##### ITEMS

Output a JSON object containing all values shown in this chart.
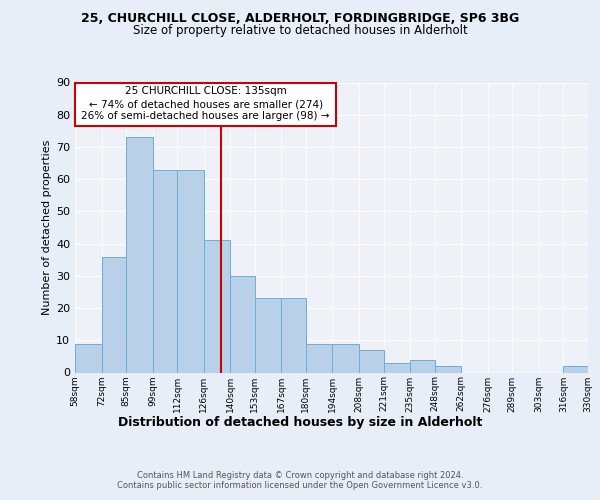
{
  "title1": "25, CHURCHILL CLOSE, ALDERHOLT, FORDINGBRIDGE, SP6 3BG",
  "title2": "Size of property relative to detached houses in Alderholt",
  "xlabel": "Distribution of detached houses by size in Alderholt",
  "ylabel": "Number of detached properties",
  "footer1": "Contains HM Land Registry data © Crown copyright and database right 2024.",
  "footer2": "Contains public sector information licensed under the Open Government Licence v3.0.",
  "annotation_line1": "25 CHURCHILL CLOSE: 135sqm",
  "annotation_line2": "← 74% of detached houses are smaller (274)",
  "annotation_line3": "26% of semi-detached houses are larger (98) →",
  "property_value": 135,
  "bar_left_edges": [
    58,
    72,
    85,
    99,
    112,
    126,
    140,
    153,
    167,
    180,
    194,
    208,
    221,
    235,
    248,
    262,
    276,
    289,
    303,
    316
  ],
  "bar_heights": [
    9,
    36,
    73,
    63,
    63,
    41,
    30,
    23,
    23,
    9,
    9,
    7,
    3,
    4,
    2,
    0,
    0,
    0,
    0,
    2
  ],
  "bar_color": "#b8d0e8",
  "bar_edgecolor": "#6baed6",
  "vline_color": "#cc0000",
  "vline_x": 135,
  "ylim": [
    0,
    90
  ],
  "yticks": [
    0,
    10,
    20,
    30,
    40,
    50,
    60,
    70,
    80,
    90
  ],
  "tick_labels": [
    "58sqm",
    "72sqm",
    "85sqm",
    "99sqm",
    "112sqm",
    "126sqm",
    "140sqm",
    "153sqm",
    "167sqm",
    "180sqm",
    "194sqm",
    "208sqm",
    "221sqm",
    "235sqm",
    "248sqm",
    "262sqm",
    "276sqm",
    "289sqm",
    "303sqm",
    "316sqm",
    "330sqm"
  ],
  "background_color": "#e8eef8",
  "plot_background": "#eef2f8",
  "ann_box_color": "#cc0000",
  "ann_box_facecolor": "white"
}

##########

AIM.
Quote the preceding records in their entirety, excluding every picture.

TASK SOLUTION.
Output a JSON object containing all values shown in this chart.
{
  "title1": "25, CHURCHILL CLOSE, ALDERHOLT, FORDINGBRIDGE, SP6 3BG",
  "title2": "Size of property relative to detached houses in Alderholt",
  "xlabel": "Distribution of detached houses by size in Alderholt",
  "ylabel": "Number of detached properties",
  "footer1": "Contains HM Land Registry data © Crown copyright and database right 2024.",
  "footer2": "Contains public sector information licensed under the Open Government Licence v3.0.",
  "annotation_line1": "25 CHURCHILL CLOSE: 135sqm",
  "annotation_line2": "← 74% of detached houses are smaller (274)",
  "annotation_line3": "26% of semi-detached houses are larger (98) →",
  "property_value": 135,
  "bar_left_edges": [
    58,
    72,
    85,
    99,
    112,
    126,
    140,
    153,
    167,
    180,
    194,
    208,
    221,
    235,
    248,
    262,
    276,
    289,
    303,
    316
  ],
  "bar_heights": [
    9,
    36,
    73,
    63,
    63,
    41,
    30,
    23,
    23,
    9,
    9,
    7,
    3,
    4,
    2,
    0,
    0,
    0,
    0,
    2
  ],
  "bar_color": "#b8d0e8",
  "bar_edgecolor": "#6baed6",
  "vline_color": "#cc0000",
  "vline_x": 135,
  "ylim": [
    0,
    90
  ],
  "yticks": [
    0,
    10,
    20,
    30,
    40,
    50,
    60,
    70,
    80,
    90
  ],
  "tick_labels": [
    "58sqm",
    "72sqm",
    "85sqm",
    "99sqm",
    "112sqm",
    "126sqm",
    "140sqm",
    "153sqm",
    "167sqm",
    "180sqm",
    "194sqm",
    "208sqm",
    "221sqm",
    "235sqm",
    "248sqm",
    "262sqm",
    "276sqm",
    "289sqm",
    "303sqm",
    "316sqm",
    "330sqm"
  ],
  "background_color": "#e8eef8",
  "plot_background": "#eef2f8",
  "ann_box_color": "#cc0000",
  "ann_box_facecolor": "white"
}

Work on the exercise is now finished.